Given exercise: Go through the listing and pick out each line with the word "ecuación" in it.

========================================

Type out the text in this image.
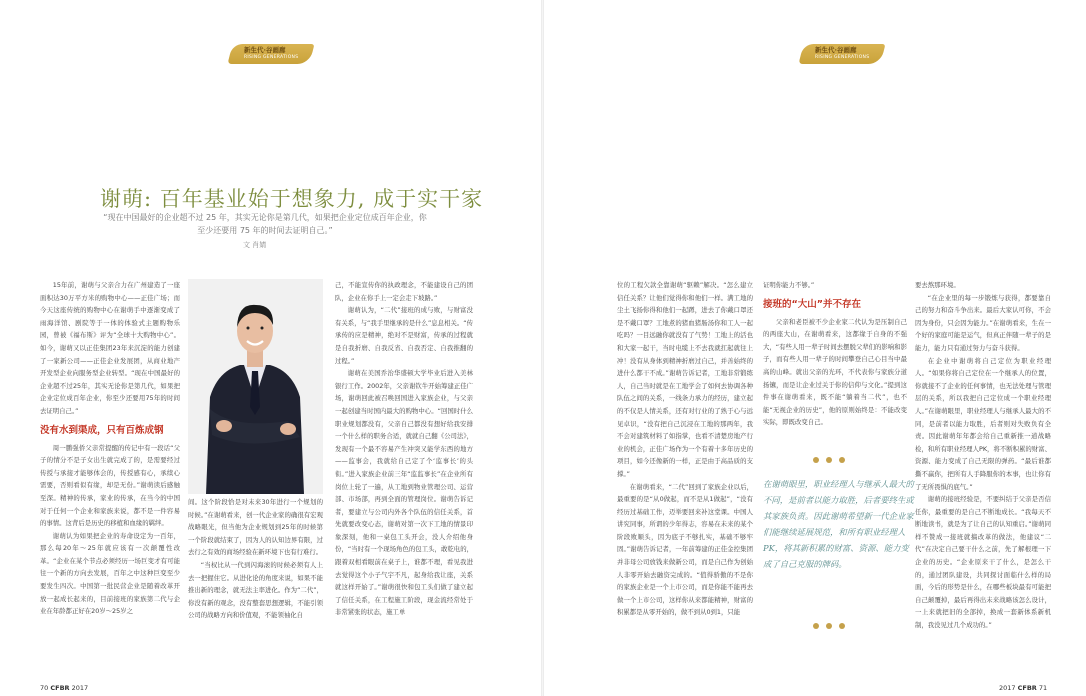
新生代·谷画廊
RISING GENERATIONS
谢萌: 百年基业始于想象力, 成于实干家
“现在中国最好的企业超不过 25 年，其实无论你是第几代，如果把企业定位成百年企业，你至少还要用 75 年的时间去证明自己。”
文 肖婧

15年前，谢萌与父亲合力在广州建造了一座面积达30万平方米的购物中心——正佳广场；而今天这座传统的购物中心在谢萌手中逐渐变成了雨海洋馆、剧院等于一体的体验式主题购物乐园，曾被《福布斯》评为“全球十大购物中心”。如今，谢萌又以正佳集团23年来沉淀的能力创建了一家新公司——正佳企业发展团，从商业地产开发型企业向服务型企业转型。“现在中国最好的企业超不过25年，其实无论你是第几代，如果把企业定位成百年企业，你至少还要用75年的时间去证明自己。”

没有水到渠成，只有百炼成钢

周一鹏强侨父亲常提醒的传记中有一段话“父子的情分不是子女出生就完成了的，是需要经过传授与承接才能够体会的，传授感有心，承续心需要，否则看似有缘，却是无份。”谢萌读后感触至深。精神的传承，家业的传承，在当今的中国对于任何一个企业和家族来说，都不是一件容易的事情。这背后是历史的移植和血缘的羁绊。

谢萌认为如果把企业的寿命设定为一百年，那么每20年～25年就应该有一次颠覆性改革。“企业在某个节点必须经历一场巨变才有可能往一个新的方向去发展，百年之中这种巨变至少要发生四次。中国第一批民营企业是随着改革开放一起成长起来的，目前接班的家族第二代与企业在年龄都正好在20岁～25岁之

间。这个阶段恰是对未来30年进行一个规划的时候。”在谢萌看来，创一代企业家的确很有宏观战略眼光，但当他为企业规划到25年的时候第一个阶段就结束了，因为人的认知边界有限，过去行之有效的商场经验在新环境下也有行难行。

“当权比从一代到闪海滚的时候必须有人上去一把握住它。从进化论的角度来说，如果不能推出新的理念，就无法主率进化。作为“二代”，你没有新的观念，没有整套思想逻辑，不能引领公司的战略方向和价值观，不能领袖化自

己，不能宣传你的执政理念，不能建设自己的团队，企业在你手上一定会走下坡路。”

谢萌认为，“二代”接班的成与败，与财富没有关系，与“我手里继承的是什么”息息相关。“传承传的应是精神，绝对不是财富，传承的过程就是自我折磨、自我反省、自我否定、自我推翻的过程。”

谢萌在美国乔治华盛顿大学毕业后进入美林银行工作。2002年，父亲谢钦牛开始筹建正佳广场，谢萌回此被召唤回国进入家族企业，与父亲一起创建当时国内最大的购物中心。“回国时什么职业规划都没有，父亲自己都没有想好给我安排一个什么样的职务合适，就就自己翻《公司法》，发现有一个最不容易产生冲突又能学东西的地方——监事会，我就给自己定了个‘监事长’的头衔。”进入家族企业前三年“监监事长”在企业所有岗位上轮了一遍，从工地到物业管理公司、运营部、市场部，再到全面的管理岗位。谢萌告诉记者，要建立与公司内外各个队伍的信任关系，首先就要改变心态，谢萌对第一次下工地的情景印象深刻，他和一桌包工头开会，没人介绍他身份，“当时有一个现场角色的包工头，敢乾电的，跟着双相看眼前在桌子上，谁都不理，看见我进去觉得这个小子气宇不凡，起身给我让座，关系就这样开始了。”谢萌很快和包工头们做了建立起了信任关系，在工程施工阶段，现金流经常处于非常紧张的状态，施工单

70 CFBR 2017
新生代·谷画廊
RISING GENERATIONS

位的工程欠款全靠谢萌“驱赖”解决。“怎么建立信任关系？让他们觉得你和他们一样。满工地的尘土飞扬你得和他们一起蹲，进去了你戴口罩还是不戴口罩？工地煮的猪血猪肠汤你和工人一起吃吗？一目远融你就没有了气势！工地上的活也和大家一起干，当时电缆上不去我就扛起就往上冲！没有从身体到精神折磨过自己，并善始终的进什么都干不成。”谢萌告诉记者，工地非常锻练人，自己当时就是在工地学会了如何去协调各种队伍之间的关系，一线条力承力的经历，建立起的不仅是人情关系，还有对行业的了熟于心与远见卓识，“没有把自己沉浸在工地的那两年，我不会对建筑材料了如指掌，也看不清楚房地产行业的机会，正佳广场作为一个有着十多年历史的项目，如今还像新的一样，正是由于高品质的支撑。”

在谢萌看来，“二代”回到了家族企业以后，最重要的是“从0做起，而不是从1做起”，“没有经历过基础工作，迈举要回来补这堂课。中国人讲究同事，所谓的少年得志，容易在未来的某个阶段败顺头，因为底子不够扎实，基础不够牢固。”谢萌告诉记者，一年前筹建的正佳金控集团并非母公司放钱来做新公司，而是自己作为创始人非零开始去融资完成的。“值得骄傲的不是你的家族企业是一个上市公司，而是你能不能再去做一个上市公司，这样你从来都能精神，财富的积累都是从零开始的，做不到从0到1，只能

证明你能力不够。”

接班的“大山”并不存在

父亲和老臣被不少企业家二代认为是压制自己的两座大山，在谢萌看来，这都缘于自身的不强大，“有些人用一辈子时间去摆脱父辈们的影响和影子，而有些人用一辈子的时间攀登自己心目当中最高的山峰。就出父亲的光环，不代表你与家族分道扬镳，而是让企业过关于你的信仰与文化。”提到这件事在谢萌看来，既不能“躺着当二代”，也不能“无视企业的历史”，他的原则始终是：不能改变实际，即既改变自己。

在谢萌眼里，职业经理人与继承人最大的不同，是前者以能力取胜，后者要终生或其家族负责。因此谢萌希望新一代企业家们能继续延展规范，和所有职业经理人PK，将其新积累的财富、资源、能力变成了自己克服的牌码。

要去熬那环境。

“在企业里的每一步锻炼与获得，都要靠自己的努力和奋斗争出来。最后大家认可你，不会因为身份，只会因为能力。”在谢萌看来，生在一个好的家庭可能是运气，但真正伴随一辈子的是能力，能力只有通过努力与奋斗获得。

在企业中谢萌将自己定位为职业经理人。“如果你将自己定位在一个继承人的位置，你就接不了企业的任何事情，也无法处理与管理层的关系，所以我把自己定位成一个职业经理人。”在谢萌眼里，职业经理人与继承人最大的不同，是前者以能力取胜，后者则对失败负有全责。因此谢萌年年都会给自己重新推一道战略检，和所有职业经理人PK，将不断积累的财富、资源、能力变成了自己无限的弹药。“最后谁都撕不赢你，把所有人手降服你的本事，也让你有了无所畏惧的底气。”

谢萌的接班经验是，不要纠结于父亲是否信任你，最重要的是自己不断地成长。“我每天不断地读书，就是为了让自己的认知重启。”谢萌同样不赞成一接班就搞改革的做法，他建议“二代”在决定自己要干什么之前，先了解根理一下企业的历史。“企业原来干了什么，是怎么干的，通过团队建设，共同探讨面临什么样的局面，今后的形势是什么，在哪些板块最有可能把自己颠覆掉，最后再得出未来战略该怎么设计，一上来就把旧的全部掉，换成一套新体系新机制，我没见过几个成功的。”

2017 CFBR 71
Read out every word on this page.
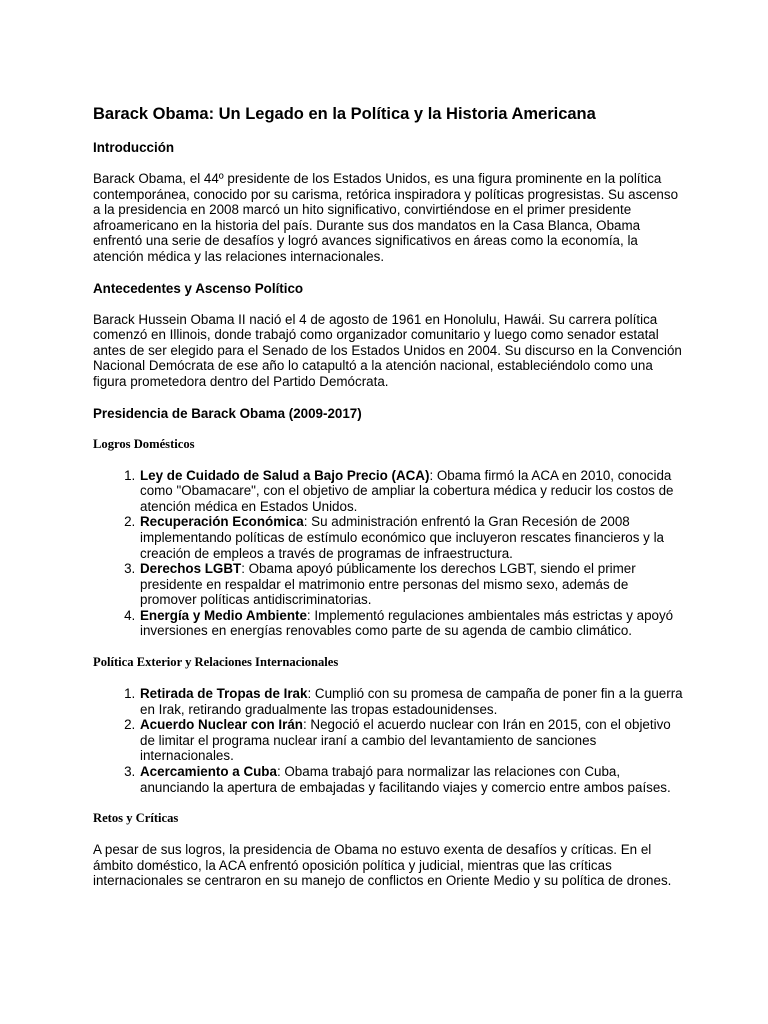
Barack Obama: Un Legado en la Política y la Historia Americana
Introducción

Barack Obama, el 44º presidente de los Estados Unidos, es una figura prominente en la política contemporánea, conocido por su carisma, retórica inspiradora y políticas progresistas. Su ascenso a la presidencia en 2008 marcó un hito significativo, convirtiéndose en el primer presidente afroamericano en la historia del país. Durante sus dos mandatos en la Casa Blanca, Obama enfrentó una serie de desafíos y logró avances significativos en áreas como la economía, la atención médica y las relaciones internacionales.

Antecedentes y Ascenso Político

Barack Hussein Obama II nació el 4 de agosto de 1961 en Honolulu, Hawái. Su carrera política comenzó en Illinois, donde trabajó como organizador comunitario y luego como senador estatal antes de ser elegido para el Senado de los Estados Unidos en 2004. Su discurso en la Convención Nacional Demócrata de ese año lo catapultó a la atención nacional, estableciéndolo como una figura prometedora dentro del Partido Demócrata.

Presidencia de Barack Obama (2009-2017)
Logros Domésticos
1. Ley de Cuidado de Salud a Bajo Precio (ACA): Obama firmó la ACA en 2010, conocida como "Obamacare", con el objetivo de ampliar la cobertura médica y reducir los costos de atención médica en Estados Unidos.
2. Recuperación Económica: Su administración enfrentó la Gran Recesión de 2008 implementando políticas de estímulo económico que incluyeron rescates financieros y la creación de empleos a través de programas de infraestructura.
3. Derechos LGBT: Obama apoyó públicamente los derechos LGBT, siendo el primer presidente en respaldar el matrimonio entre personas del mismo sexo, además de promover políticas antidiscriminatorias.
4. Energía y Medio Ambiente: Implementó regulaciones ambientales más estrictas y apoyó inversiones en energías renovables como parte de su agenda de cambio climático.
Política Exterior y Relaciones Internacionales
1. Retirada de Tropas de Irak: Cumplió con su promesa de campaña de poner fin a la guerra en Irak, retirando gradualmente las tropas estadounidenses.
2. Acuerdo Nuclear con Irán: Negoció el acuerdo nuclear con Irán en 2015, con el objetivo de limitar el programa nuclear iraní a cambio del levantamiento de sanciones internacionales.
3. Acercamiento a Cuba: Obama trabajó para normalizar las relaciones con Cuba, anunciando la apertura de embajadas y facilitando viajes y comercio entre ambos países.
Retos y Críticas

A pesar de sus logros, la presidencia de Obama no estuvo exenta de desafíos y críticas. En el ámbito doméstico, la ACA enfrentó oposición política y judicial, mientras que las críticas internacionales se centraron en su manejo de conflictos en Oriente Medio y su política de drones.
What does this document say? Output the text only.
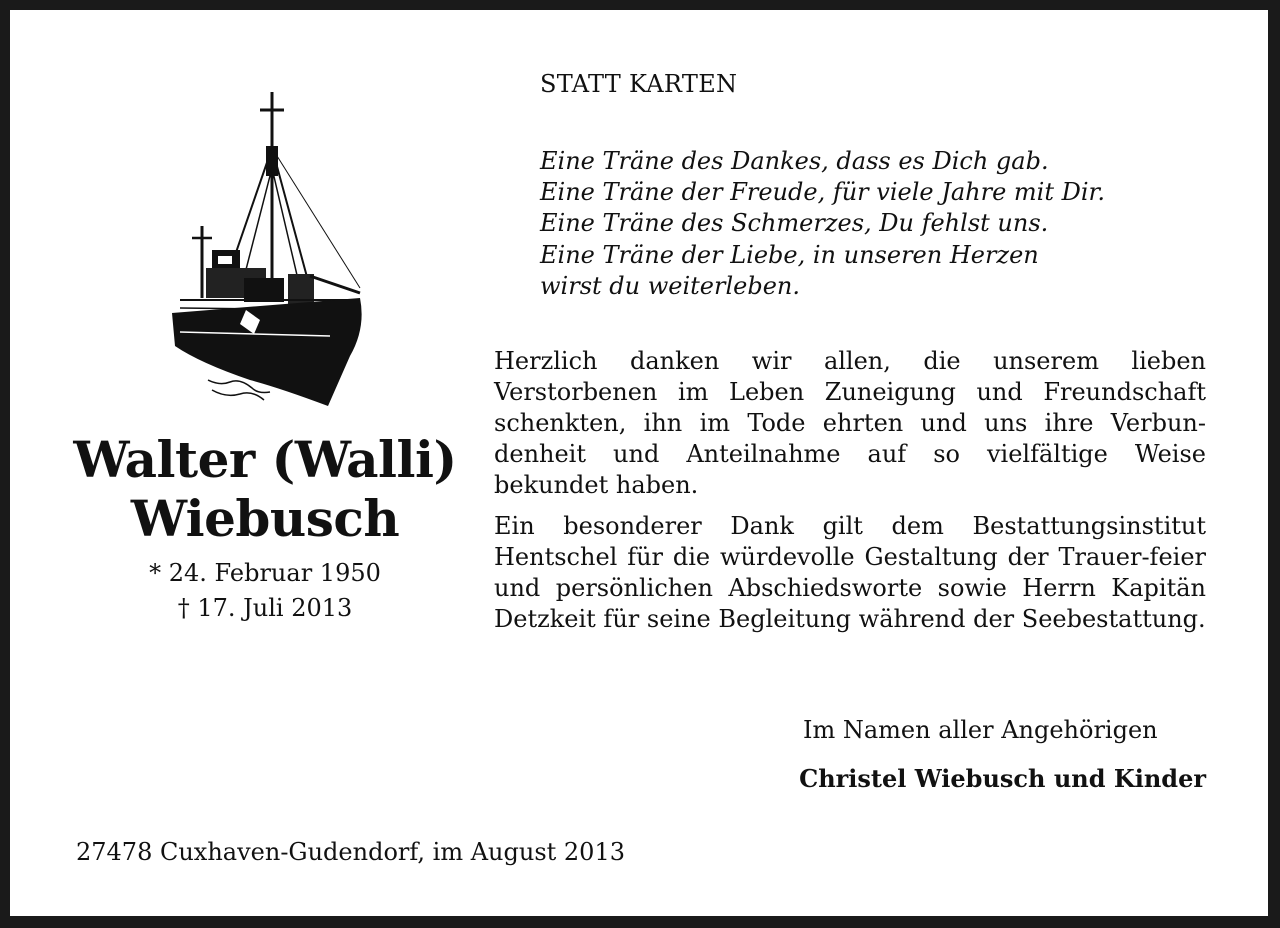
Walter (Walli)
Wiebusch
* 24. Februar 1950
† 17. Juli 2013
STATT KARTEN
Eine Träne des Dankes, dass es Dich gab.
Eine Träne der Freude, für viele Jahre mit Dir.
Eine Träne des Schmerzes, Du fehlst uns.
Eine Träne der Liebe, in unseren Herzen
wirst du weiterleben.
Herzlich danken wir allen, die unserem lieben Verstorbenen im Leben Zuneigung und Freundschaft schenkten, ihn im Tode ehrten und uns ihre Verbun-denheit und Anteilnahme auf so vielfältige Weise bekundet haben.
Ein besonderer Dank gilt dem Bestattungsinstitut Hentschel für die würdevolle Gestaltung der Trauer-feier und persönlichen Abschiedsworte sowie Herrn Kapitän Detzkeit für seine Begleitung während der Seebestattung.
Im Namen aller Angehörigen
Christel Wiebusch und Kinder
27478 Cuxhaven-Gudendorf, im August 2013
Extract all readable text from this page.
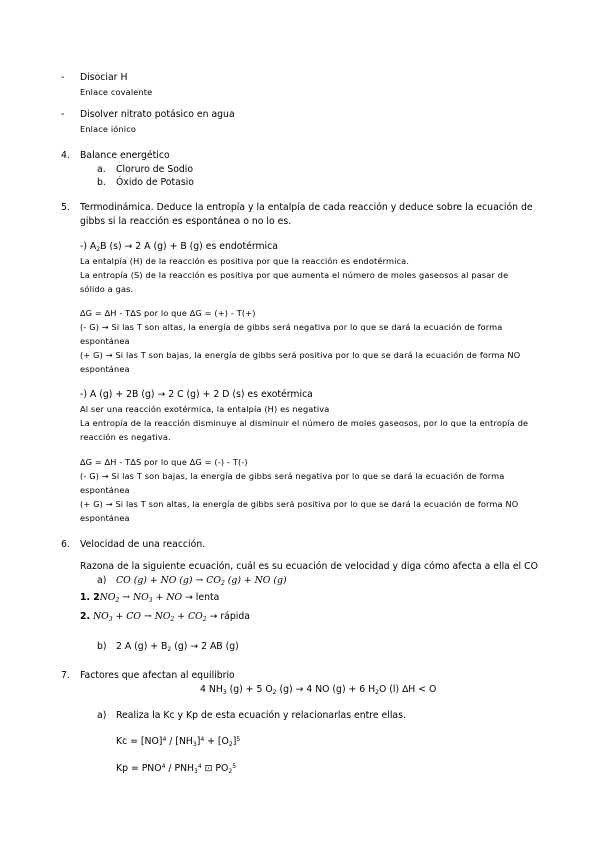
- Disociar H
Enlace covalente
- Disolver nitrato potásico en agua
Enlace iónico
4. Balance energético
a. Cloruro de Sodio
b. Óxido de Potasio
5. Termodinámica. Deduce la entropía y la entalpía de cada reacción y deduce sobre la ecuación de
gibbs si la reacción es espontánea o no lo es.
-) $A_2B$ (s) → 2 A (g) + B (g) es endotérmica
La entalpía (H) de la reacción es positiva por que la reacción es endotérmica.
La entropía (S) de la reacción es positiva por que aumenta el número de moles gaseosos al pasar de
sólido a gas.
∆G = ∆H - T∆S por lo que ∆G = (+) - T(+)
(- G) → Si las T son altas, la energía de gibbs será negativa por lo que se dará la ecuación de forma
espontánea
(+ G) → Si las T son bajas, la energía de gibbs será positiva por lo que se dará la ecuación de forma NO
espontánea
-) A (g) + 2B (g) → 2 C (g) + 2 D (s) es exotérmica
Al ser una reacción exotérmica, la entalpía (H) es negativa
La entropía de la reacción disminuye al disminuir el número de moles gaseosos, por lo que la entropía de
reacción es negativa.
∆G = ∆H - T∆S por lo que ∆G = (-) - T(-)
(- G) → Si las T son bajas, la energía de gibbs será negativa por lo que se dará la ecuación de forma
espontánea
(+ G) → Si las T son altas, la energía de gibbs será positiva por lo que se dará la ecuación de forma NO
espontánea
6. Velocidad de una reacción.
Razona de la siguiente ecuación, cuál es su ecuación de velocidad y diga cómo afecta a ella el CO
a) CO (g) + NO $(g) \to CO_2$ (g) + NO (g)
1. $2NO_2 \to NO_3$ + NO → lenta
2. $NO_3$ + CO → $NO_2 + CO_2$ → rápida
b) 2 A $(g) + B_2$ (g) → 2 AB (g)
7. Factores que afectan al equilibrio
4 $NH_3$ (g) + 5 $O_2$ (g) → 4 NO (g) + 6 $H_2O$ (l) ∆H < O
a) Realiza la Kc y Kp de esta ecuación y relacionarlas entre ellas.
$Kc = [NO]^4 / [NH_3]^4 + [O_2]^5$
$Kp = PNO^4 / PNH_3^4$ ⊡ $PO_2^5$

========================================

Reply:
5. Termodinámica. Deduce la entropía y la entalpía de cada reacción y deduce sobre la ecuación de
(- G) → Si las T son altas, la energía de gibbs será negativa por lo que se dará la ecuación de forma
(+ G) → Si las T son bajas, la energía de gibbs será positiva por lo que se dará la ecuación de forma NO
(- G) → Si las T son bajas, la energía de gibbs será negativa por lo que se dará la ecuación de forma
(+ G) → Si las T son altas, la energía de gibbs será positiva por lo que se dará la ecuación de forma NO
Razona de la siguiente ecuación, cuál es su ecuación de velocidad y diga cómo afecta a ella el CO
a) Realiza la Kc y Kp de esta ecuación y relacionarlas entre ellas.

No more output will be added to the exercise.